● WHAT THIS TASK INVOLVES:
Copy everything in the listing below word for word, apart from any images.

● ROWS:

•••••

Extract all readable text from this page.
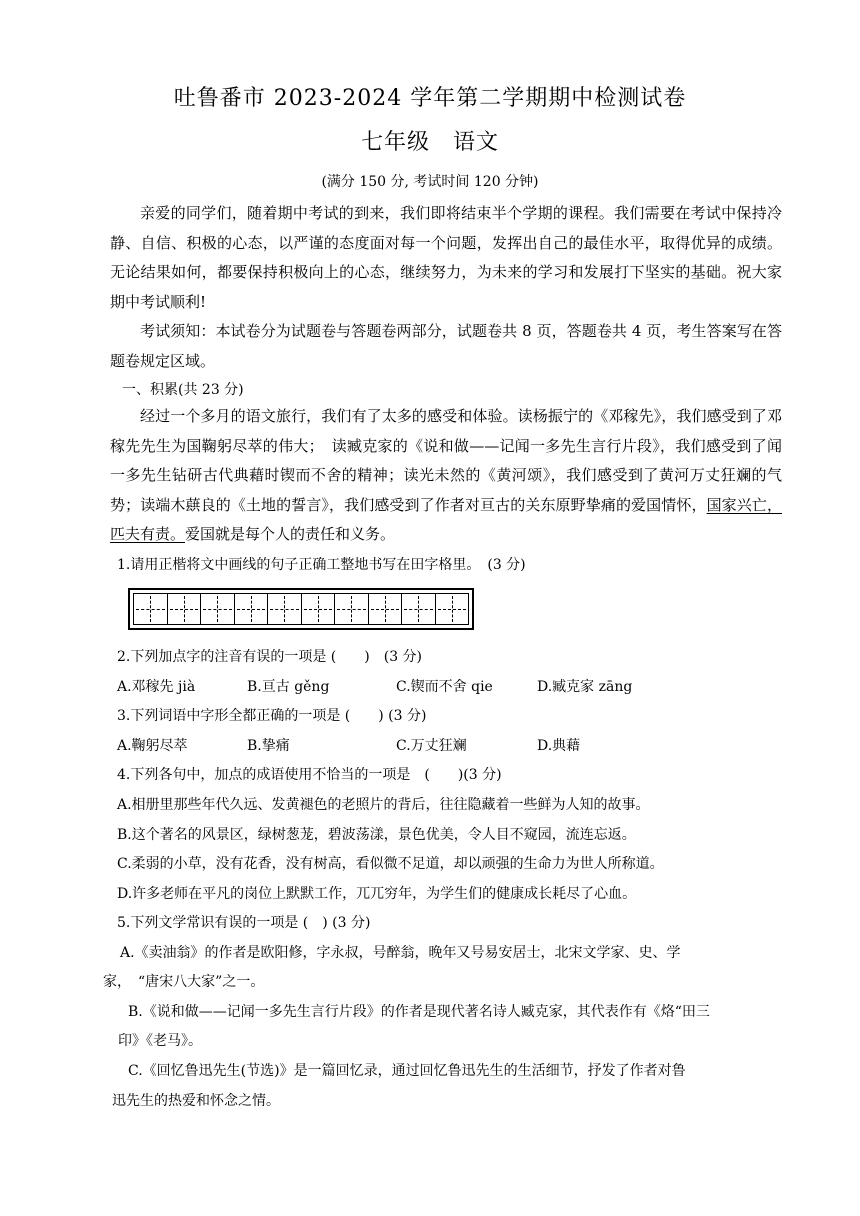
吐鲁番市 2023-2024 学年第二学期期中检测试卷
七年级　语文
(满分 150 分, 考试时间 120 分钟)

亲爱的同学们，随着期中考试的到来，我们即将结束半个学期的课程。我们需要在考试中保持冷静、自信、积极的心态，以严谨的态度面对每一个问题，发挥出自己的最佳水平，取得优异的成绩。无论结果如何，都要保持积极向上的心态，继续努力，为未来的学习和发展打下坚实的基础。祝大家期中考试顺利!

考试须知：本试卷分为试题卷与答题卷两部分，试题卷共 8 页，答题卷共 4 页，考生答案写在答题卷规定区域。

一、积累(共 23 分)

经过一个多月的语文旅行，我们有了太多的感受和体验。读杨振宁的《邓稼先》，我们感受到了邓稼先先生为国鞠躬尽萃的伟大；　读臧克家的《说和做——记闻一多先生言行片段》，我们感受到了闻一多先生钻研古代典藉时锲而不舍的精神；读光未然的《黄河颂》，我们感受到了黄河万丈狂斓的气势；读端木蕻良的《土地的誓言》，我们感受到了作者对亘古的关东原野挚痛的爱国情怀，国家兴亡，匹夫有责。爱国就是每个人的责任和义务。

1.请用正楷将文中画线的句子正确工整地书写在田字格里。　(3 分)
2.下列加点字的注音有误的一项是 (　　)　(3 分)
A.邓稼先 jià	B.亘古 gěng	C.锲而不舍 qie	D.臧克家 zāng
3.下列词语中字形全都正确的一项是 (　　) (3 分)
A.鞠躬尽萃	B.挚痛	C.万丈狂斓	D.典藉
4.下列各句中，加点的成语使用不恰当的一项是　(　　)(3 分)
A.相册里那些年代久远、发黄褪色的老照片的背后，往往隐藏着一些鲜为人知的故事。
B.这个著名的风景区，绿树葱茏，碧波荡漾，景色优美，令人目不窥园，流连忘返。
C.柔弱的小草，没有花香，没有树高，看似微不足道，却以顽强的生命力为世人所称道。
D.许多老师在平凡的岗位上默默工作，兀兀穷年，为学生们的健康成长耗尽了心血。
5.下列文学常识有误的一项是 (　) (3 分)
A.《卖油翁》的作者是欧阳修，字永叔，号醉翁，晚年又号易安居士，北宋文学家、史、学
家，　“唐宋八大家”之一。
B.《说和做——记闻一多先生言行片段》的作者是现代著名诗人臧克家，其代表作有《烙“田三
印》《老马》。
C.《回忆鲁迅先生(节选)》是一篇回忆录，通过回忆鲁迅先生的生活细节，抒发了作者对鲁
迅先生的热爱和怀念之情。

•••••

● OUTPUT FOR THIS EXERCISE:
Extract all readable text from this page.
吐鲁番市 2023-2024 学年第二学期期中检测试卷
七年级　语文
(满分 150 分, 考试时间 120 分钟)

亲爱的同学们，随着期中考试的到来，我们即将结束半个学期的课程。我们需要在考试中保持冷静、自信、积极的心态，以严谨的态度面对每一个问题，发挥出自己的最佳水平，取得优异的成绩。无论结果如何，都要保持积极向上的心态，继续努力，为未来的学习和发展打下坚实的基础。祝大家期中考试顺利!

考试须知：本试卷分为试题卷与答题卷两部分，试题卷共 8 页，答题卷共 4 页，考生答案写在答题卷规定区域。

一、积累(共 23 分)

经过一个多月的语文旅行，我们有了太多的感受和体验。读杨振宁的《邓稼先》，我们感受到了邓稼先先生为国鞠躬尽萃的伟大；　读臧克家的《说和做——记闻一多先生言行片段》，我们感受到了闻一多先生钻研古代典藉时锲而不舍的精神；读光未然的《黄河颂》，我们感受到了黄河万丈狂斓的气势；读端木蕻良的《土地的誓言》，我们感受到了作者对亘古的关东原野挚痛的爱国情怀，国家兴亡，匹夫有责。爱国就是每个人的责任和义务。

1.请用正楷将文中画线的句子正确工整地书写在田字格里。　(3 分)
2.下列加点字的注音有误的一项是 (　　)　(3 分)
A.邓稼先 jià	B.亘古 gěng	C.锲而不舍 qie	D.臧克家 zāng
3.下列词语中字形全都正确的一项是 (　　) (3 分)
A.鞠躬尽萃	B.挚痛	C.万丈狂斓	D.典藉
4.下列各句中，加点的成语使用不恰当的一项是　(　　)(3 分)
A.相册里那些年代久远、发黄褪色的老照片的背后，往往隐藏着一些鲜为人知的故事。
B.这个著名的风景区，绿树葱茏，碧波荡漾，景色优美，令人目不窥园，流连忘返。
C.柔弱的小草，没有花香，没有树高，看似微不足道，却以顽强的生命力为世人所称道。
D.许多老师在平凡的岗位上默默工作，兀兀穷年，为学生们的健康成长耗尽了心血。
5.下列文学常识有误的一项是 (　) (3 分)
A.《卖油翁》的作者是欧阳修，字永叔，号醉翁，晚年又号易安居士，北宋文学家、史、学
家，　“唐宋八大家”之一。
B.《说和做——记闻一多先生言行片段》的作者是现代著名诗人臧克家，其代表作有《烙“田三
印》《老马》。
C.《回忆鲁迅先生(节选)》是一篇回忆录，通过回忆鲁迅先生的生活细节，抒发了作者对鲁
迅先生的热爱和怀念之情。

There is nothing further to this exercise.